> _Task data_:
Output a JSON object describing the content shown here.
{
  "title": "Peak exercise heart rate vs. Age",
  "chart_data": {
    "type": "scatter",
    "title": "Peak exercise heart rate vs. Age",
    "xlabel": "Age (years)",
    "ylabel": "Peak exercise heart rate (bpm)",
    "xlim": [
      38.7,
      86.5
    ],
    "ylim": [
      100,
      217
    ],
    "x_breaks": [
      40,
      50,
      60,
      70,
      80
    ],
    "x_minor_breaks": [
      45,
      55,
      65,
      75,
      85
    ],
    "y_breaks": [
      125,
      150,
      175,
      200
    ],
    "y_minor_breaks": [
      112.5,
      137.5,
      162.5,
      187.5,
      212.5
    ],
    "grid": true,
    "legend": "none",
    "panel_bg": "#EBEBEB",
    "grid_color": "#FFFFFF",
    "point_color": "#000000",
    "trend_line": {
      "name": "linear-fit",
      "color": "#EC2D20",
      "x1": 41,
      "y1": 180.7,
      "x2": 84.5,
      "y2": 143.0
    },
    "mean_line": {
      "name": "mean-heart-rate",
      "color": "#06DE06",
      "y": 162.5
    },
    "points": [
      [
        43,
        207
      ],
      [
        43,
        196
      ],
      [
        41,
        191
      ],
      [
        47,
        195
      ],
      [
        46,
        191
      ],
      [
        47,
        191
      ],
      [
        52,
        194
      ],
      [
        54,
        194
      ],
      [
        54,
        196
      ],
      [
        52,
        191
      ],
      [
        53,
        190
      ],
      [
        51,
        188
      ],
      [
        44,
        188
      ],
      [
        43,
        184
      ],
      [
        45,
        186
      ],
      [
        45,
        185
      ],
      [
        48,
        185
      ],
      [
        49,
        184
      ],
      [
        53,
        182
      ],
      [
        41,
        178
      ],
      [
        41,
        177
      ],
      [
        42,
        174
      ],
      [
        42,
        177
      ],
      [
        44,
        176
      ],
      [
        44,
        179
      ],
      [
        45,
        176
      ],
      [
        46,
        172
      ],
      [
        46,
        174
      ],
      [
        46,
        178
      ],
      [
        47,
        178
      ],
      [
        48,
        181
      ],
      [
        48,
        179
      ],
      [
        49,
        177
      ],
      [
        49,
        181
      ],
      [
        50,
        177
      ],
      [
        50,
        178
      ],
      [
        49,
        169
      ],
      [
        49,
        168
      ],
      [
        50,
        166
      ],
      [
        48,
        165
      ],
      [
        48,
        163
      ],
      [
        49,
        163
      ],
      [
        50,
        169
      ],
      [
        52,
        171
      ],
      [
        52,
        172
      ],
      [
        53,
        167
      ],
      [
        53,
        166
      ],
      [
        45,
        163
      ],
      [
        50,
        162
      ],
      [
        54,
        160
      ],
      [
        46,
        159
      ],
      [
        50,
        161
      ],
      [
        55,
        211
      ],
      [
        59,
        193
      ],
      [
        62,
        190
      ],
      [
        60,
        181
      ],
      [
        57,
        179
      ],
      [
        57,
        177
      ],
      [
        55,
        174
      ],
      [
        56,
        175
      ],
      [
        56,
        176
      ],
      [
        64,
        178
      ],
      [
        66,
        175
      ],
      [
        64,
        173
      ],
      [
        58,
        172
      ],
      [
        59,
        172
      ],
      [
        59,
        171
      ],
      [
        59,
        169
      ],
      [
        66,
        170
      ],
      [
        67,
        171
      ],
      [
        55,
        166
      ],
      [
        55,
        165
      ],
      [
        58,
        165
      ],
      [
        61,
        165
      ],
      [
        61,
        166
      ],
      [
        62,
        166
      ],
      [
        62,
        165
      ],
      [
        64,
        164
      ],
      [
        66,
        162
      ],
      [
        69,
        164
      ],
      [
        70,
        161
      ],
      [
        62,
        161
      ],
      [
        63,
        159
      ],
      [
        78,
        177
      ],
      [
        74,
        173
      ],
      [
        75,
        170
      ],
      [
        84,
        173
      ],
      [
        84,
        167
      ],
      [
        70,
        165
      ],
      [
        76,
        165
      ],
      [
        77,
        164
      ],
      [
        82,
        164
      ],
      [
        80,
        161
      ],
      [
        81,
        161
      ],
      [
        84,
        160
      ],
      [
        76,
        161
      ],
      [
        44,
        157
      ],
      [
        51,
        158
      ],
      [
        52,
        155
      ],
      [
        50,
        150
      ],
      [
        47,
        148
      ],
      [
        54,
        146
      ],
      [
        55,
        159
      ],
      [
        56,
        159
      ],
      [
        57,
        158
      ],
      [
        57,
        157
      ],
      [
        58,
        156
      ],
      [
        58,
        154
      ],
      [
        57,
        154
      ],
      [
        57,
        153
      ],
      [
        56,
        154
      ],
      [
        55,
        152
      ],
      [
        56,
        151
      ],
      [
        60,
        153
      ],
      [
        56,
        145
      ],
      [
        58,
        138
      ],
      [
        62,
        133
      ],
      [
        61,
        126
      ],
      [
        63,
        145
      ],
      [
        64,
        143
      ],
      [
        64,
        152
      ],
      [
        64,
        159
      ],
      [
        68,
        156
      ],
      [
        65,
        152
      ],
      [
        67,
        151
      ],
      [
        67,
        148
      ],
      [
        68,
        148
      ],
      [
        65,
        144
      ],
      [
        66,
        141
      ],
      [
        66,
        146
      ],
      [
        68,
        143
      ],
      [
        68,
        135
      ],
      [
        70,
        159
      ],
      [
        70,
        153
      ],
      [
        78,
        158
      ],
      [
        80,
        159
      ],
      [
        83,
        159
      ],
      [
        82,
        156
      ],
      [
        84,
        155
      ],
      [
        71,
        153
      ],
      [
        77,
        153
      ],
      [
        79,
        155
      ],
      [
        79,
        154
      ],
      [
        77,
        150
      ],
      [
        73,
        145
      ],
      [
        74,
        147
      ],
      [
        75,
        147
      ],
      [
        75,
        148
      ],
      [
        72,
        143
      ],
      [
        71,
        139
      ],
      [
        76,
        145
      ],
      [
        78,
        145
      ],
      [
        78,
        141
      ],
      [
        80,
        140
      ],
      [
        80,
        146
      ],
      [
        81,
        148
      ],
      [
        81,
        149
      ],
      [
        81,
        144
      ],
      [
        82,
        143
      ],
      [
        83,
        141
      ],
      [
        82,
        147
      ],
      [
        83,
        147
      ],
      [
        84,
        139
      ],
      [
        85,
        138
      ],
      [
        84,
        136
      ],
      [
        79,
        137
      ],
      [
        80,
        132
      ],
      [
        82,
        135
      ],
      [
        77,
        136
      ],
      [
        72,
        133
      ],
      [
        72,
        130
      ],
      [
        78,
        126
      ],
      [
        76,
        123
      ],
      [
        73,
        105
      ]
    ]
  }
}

> _What the task asks_: Write the data out again in full and exactly.

> _Written answer_:
Output a JSON object describing the content shown here.
{
  "title": "Peak exercise heart rate vs. Age",
  "chart_data": {
    "type": "scatter",
    "title": "Peak exercise heart rate vs. Age",
    "xlabel": "Age (years)",
    "ylabel": "Peak exercise heart rate (bpm)",
    "xlim": [
      38.7,
      86.5
    ],
    "ylim": [
      100,
      217
    ],
    "x_breaks": [
      40,
      50,
      60,
      70,
      80
    ],
    "x_minor_breaks": [
      45,
      55,
      65,
      75,
      85
    ],
    "y_breaks": [
      125,
      150,
      175,
      200
    ],
    "y_minor_breaks": [
      112.5,
      137.5,
      162.5,
      187.5,
      212.5
    ],
    "grid": true,
    "legend": "none",
    "panel_bg": "#EBEBEB",
    "grid_color": "#FFFFFF",
    "point_color": "#000000",
    "trend_line": {
      "name": "linear-fit",
      "color": "#EC2D20",
      "x1": 41,
      "y1": 180.7,
      "x2": 84.5,
      "y2": 143.0
    },
    "mean_line": {
      "name": "mean-heart-rate",
      "color": "#06DE06",
      "y": 162.5
    },
    "points": [
      [
        43,
        207
      ],
      [
        43,
        196
      ],
      [
        41,
        191
      ],
      [
        47,
        195
      ],
      [
        46,
        191
      ],
      [
        47,
        191
      ],
      [
        52,
        194
      ],
      [
        54,
        194
      ],
      [
        54,
        196
      ],
      [
        52,
        191
      ],
      [
        53,
        190
      ],
      [
        51,
        188
      ],
      [
        44,
        188
      ],
      [
        43,
        184
      ],
      [
        45,
        186
      ],
      [
        45,
        185
      ],
      [
        48,
        185
      ],
      [
        49,
        184
      ],
      [
        53,
        182
      ],
      [
        41,
        178
      ],
      [
        41,
        177
      ],
      [
        42,
        174
      ],
      [
        42,
        177
      ],
      [
        44,
        176
      ],
      [
        44,
        179
      ],
      [
        45,
        176
      ],
      [
        46,
        172
      ],
      [
        46,
        174
      ],
      [
        46,
        178
      ],
      [
        47,
        178
      ],
      [
        48,
        181
      ],
      [
        48,
        179
      ],
      [
        49,
        177
      ],
      [
        49,
        181
      ],
      [
        50,
        177
      ],
      [
        50,
        178
      ],
      [
        49,
        169
      ],
      [
        49,
        168
      ],
      [
        50,
        166
      ],
      [
        48,
        165
      ],
      [
        48,
        163
      ],
      [
        49,
        163
      ],
      [
        50,
        169
      ],
      [
        52,
        171
      ],
      [
        52,
        172
      ],
      [
        53,
        167
      ],
      [
        53,
        166
      ],
      [
        45,
        163
      ],
      [
        50,
        162
      ],
      [
        54,
        160
      ],
      [
        46,
        159
      ],
      [
        50,
        161
      ],
      [
        55,
        211
      ],
      [
        59,
        193
      ],
      [
        62,
        190
      ],
      [
        60,
        181
      ],
      [
        57,
        179
      ],
      [
        57,
        177
      ],
      [
        55,
        174
      ],
      [
        56,
        175
      ],
      [
        56,
        176
      ],
      [
        64,
        178
      ],
      [
        66,
        175
      ],
      [
        64,
        173
      ],
      [
        58,
        172
      ],
      [
        59,
        172
      ],
      [
        59,
        171
      ],
      [
        59,
        169
      ],
      [
        66,
        170
      ],
      [
        67,
        171
      ],
      [
        55,
        166
      ],
      [
        55,
        165
      ],
      [
        58,
        165
      ],
      [
        61,
        165
      ],
      [
        61,
        166
      ],
      [
        62,
        166
      ],
      [
        62,
        165
      ],
      [
        64,
        164
      ],
      [
        66,
        162
      ],
      [
        69,
        164
      ],
      [
        70,
        161
      ],
      [
        62,
        161
      ],
      [
        63,
        159
      ],
      [
        78,
        177
      ],
      [
        74,
        173
      ],
      [
        75,
        170
      ],
      [
        84,
        173
      ],
      [
        84,
        167
      ],
      [
        70,
        165
      ],
      [
        76,
        165
      ],
      [
        77,
        164
      ],
      [
        82,
        164
      ],
      [
        80,
        161
      ],
      [
        81,
        161
      ],
      [
        84,
        160
      ],
      [
        76,
        161
      ],
      [
        44,
        157
      ],
      [
        51,
        158
      ],
      [
        52,
        155
      ],
      [
        50,
        150
      ],
      [
        47,
        148
      ],
      [
        54,
        146
      ],
      [
        55,
        159
      ],
      [
        56,
        159
      ],
      [
        57,
        158
      ],
      [
        57,
        157
      ],
      [
        58,
        156
      ],
      [
        58,
        154
      ],
      [
        57,
        154
      ],
      [
        57,
        153
      ],
      [
        56,
        154
      ],
      [
        55,
        152
      ],
      [
        56,
        151
      ],
      [
        60,
        153
      ],
      [
        56,
        145
      ],
      [
        58,
        138
      ],
      [
        62,
        133
      ],
      [
        61,
        126
      ],
      [
        63,
        145
      ],
      [
        64,
        143
      ],
      [
        64,
        152
      ],
      [
        64,
        159
      ],
      [
        68,
        156
      ],
      [
        65,
        152
      ],
      [
        67,
        151
      ],
      [
        67,
        148
      ],
      [
        68,
        148
      ],
      [
        65,
        144
      ],
      [
        66,
        141
      ],
      [
        66,
        146
      ],
      [
        68,
        143
      ],
      [
        68,
        135
      ],
      [
        70,
        159
      ],
      [
        70,
        153
      ],
      [
        78,
        158
      ],
      [
        80,
        159
      ],
      [
        83,
        159
      ],
      [
        82,
        156
      ],
      [
        84,
        155
      ],
      [
        71,
        153
      ],
      [
        77,
        153
      ],
      [
        79,
        155
      ],
      [
        79,
        154
      ],
      [
        77,
        150
      ],
      [
        73,
        145
      ],
      [
        74,
        147
      ],
      [
        75,
        147
      ],
      [
        75,
        148
      ],
      [
        72,
        143
      ],
      [
        71,
        139
      ],
      [
        76,
        145
      ],
      [
        78,
        145
      ],
      [
        78,
        141
      ],
      [
        80,
        140
      ],
      [
        80,
        146
      ],
      [
        81,
        148
      ],
      [
        81,
        149
      ],
      [
        81,
        144
      ],
      [
        82,
        143
      ],
      [
        83,
        141
      ],
      [
        82,
        147
      ],
      [
        83,
        147
      ],
      [
        84,
        139
      ],
      [
        85,
        138
      ],
      [
        84,
        136
      ],
      [
        79,
        137
      ],
      [
        80,
        132
      ],
      [
        82,
        135
      ],
      [
        77,
        136
      ],
      [
        72,
        133
      ],
      [
        72,
        130
      ],
      [
        78,
        126
      ],
      [
        76,
        123
      ],
      [
        73,
        105
      ]
    ]
  }
}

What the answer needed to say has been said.